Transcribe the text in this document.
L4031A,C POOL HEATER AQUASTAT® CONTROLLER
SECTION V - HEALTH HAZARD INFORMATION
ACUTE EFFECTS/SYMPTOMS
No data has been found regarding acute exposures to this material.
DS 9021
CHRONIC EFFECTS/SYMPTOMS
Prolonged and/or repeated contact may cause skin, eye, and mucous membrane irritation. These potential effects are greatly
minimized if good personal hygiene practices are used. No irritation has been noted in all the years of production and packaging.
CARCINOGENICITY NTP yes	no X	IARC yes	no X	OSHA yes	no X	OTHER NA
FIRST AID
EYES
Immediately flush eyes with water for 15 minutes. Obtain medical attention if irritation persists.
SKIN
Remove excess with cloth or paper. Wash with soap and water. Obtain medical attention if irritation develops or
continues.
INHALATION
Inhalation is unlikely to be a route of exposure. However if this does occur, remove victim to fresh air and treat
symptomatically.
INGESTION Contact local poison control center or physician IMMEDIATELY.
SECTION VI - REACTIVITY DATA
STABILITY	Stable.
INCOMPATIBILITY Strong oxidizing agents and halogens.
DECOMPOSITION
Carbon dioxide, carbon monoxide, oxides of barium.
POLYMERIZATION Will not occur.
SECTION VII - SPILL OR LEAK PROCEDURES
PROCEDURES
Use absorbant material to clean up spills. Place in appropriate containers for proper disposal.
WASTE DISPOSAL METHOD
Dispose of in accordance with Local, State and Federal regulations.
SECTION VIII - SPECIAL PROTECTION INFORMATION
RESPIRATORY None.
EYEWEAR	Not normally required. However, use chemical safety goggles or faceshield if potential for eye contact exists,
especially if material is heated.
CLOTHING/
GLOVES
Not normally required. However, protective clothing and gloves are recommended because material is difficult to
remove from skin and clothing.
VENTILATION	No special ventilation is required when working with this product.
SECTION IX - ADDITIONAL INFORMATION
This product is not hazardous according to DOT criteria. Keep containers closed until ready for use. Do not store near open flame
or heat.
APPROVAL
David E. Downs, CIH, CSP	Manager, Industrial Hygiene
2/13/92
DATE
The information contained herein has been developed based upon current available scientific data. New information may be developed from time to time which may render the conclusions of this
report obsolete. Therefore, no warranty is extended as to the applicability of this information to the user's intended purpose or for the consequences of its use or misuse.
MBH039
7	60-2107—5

...

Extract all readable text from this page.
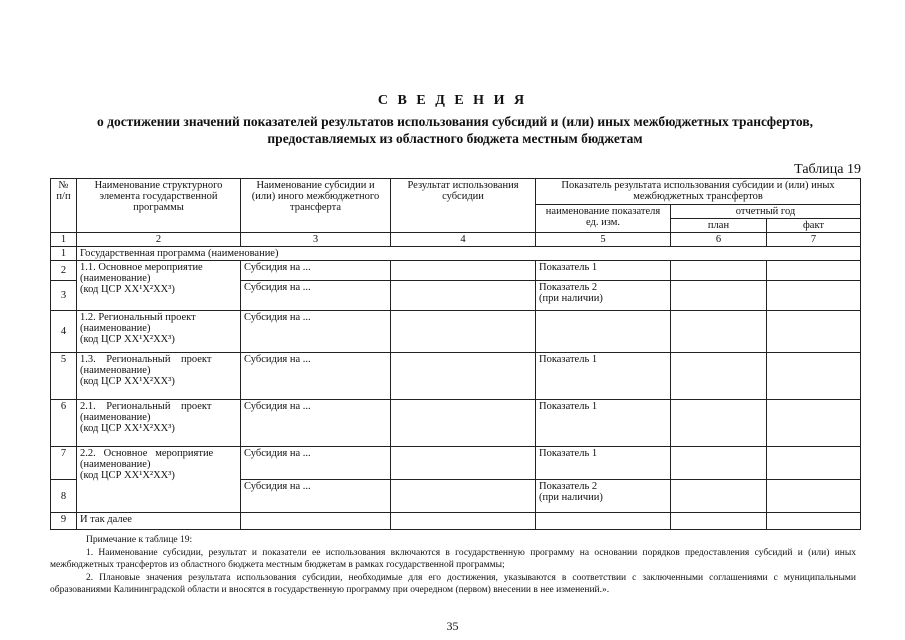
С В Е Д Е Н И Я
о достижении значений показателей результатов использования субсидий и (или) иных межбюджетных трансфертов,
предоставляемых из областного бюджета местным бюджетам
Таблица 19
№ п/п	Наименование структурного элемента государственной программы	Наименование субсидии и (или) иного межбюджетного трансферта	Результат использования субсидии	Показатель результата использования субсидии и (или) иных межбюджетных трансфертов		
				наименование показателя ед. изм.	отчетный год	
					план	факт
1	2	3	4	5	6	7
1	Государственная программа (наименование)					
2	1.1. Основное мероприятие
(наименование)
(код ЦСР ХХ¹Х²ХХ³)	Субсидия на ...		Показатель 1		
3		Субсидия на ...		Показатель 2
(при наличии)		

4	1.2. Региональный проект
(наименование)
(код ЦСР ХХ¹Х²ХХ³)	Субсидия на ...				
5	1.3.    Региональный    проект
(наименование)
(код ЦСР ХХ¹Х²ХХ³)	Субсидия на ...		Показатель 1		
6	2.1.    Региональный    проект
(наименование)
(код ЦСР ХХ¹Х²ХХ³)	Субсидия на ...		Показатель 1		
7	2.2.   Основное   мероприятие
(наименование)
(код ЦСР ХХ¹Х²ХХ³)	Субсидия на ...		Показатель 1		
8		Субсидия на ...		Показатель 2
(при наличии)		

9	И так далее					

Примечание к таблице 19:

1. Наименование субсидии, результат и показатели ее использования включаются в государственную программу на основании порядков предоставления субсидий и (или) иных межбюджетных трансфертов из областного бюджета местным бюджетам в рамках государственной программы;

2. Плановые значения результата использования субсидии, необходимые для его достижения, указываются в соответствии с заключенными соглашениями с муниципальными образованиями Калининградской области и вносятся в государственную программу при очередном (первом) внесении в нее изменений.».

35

§ Task instructions
State only the number of lines in these entries that contain "программу".

§ Written response
2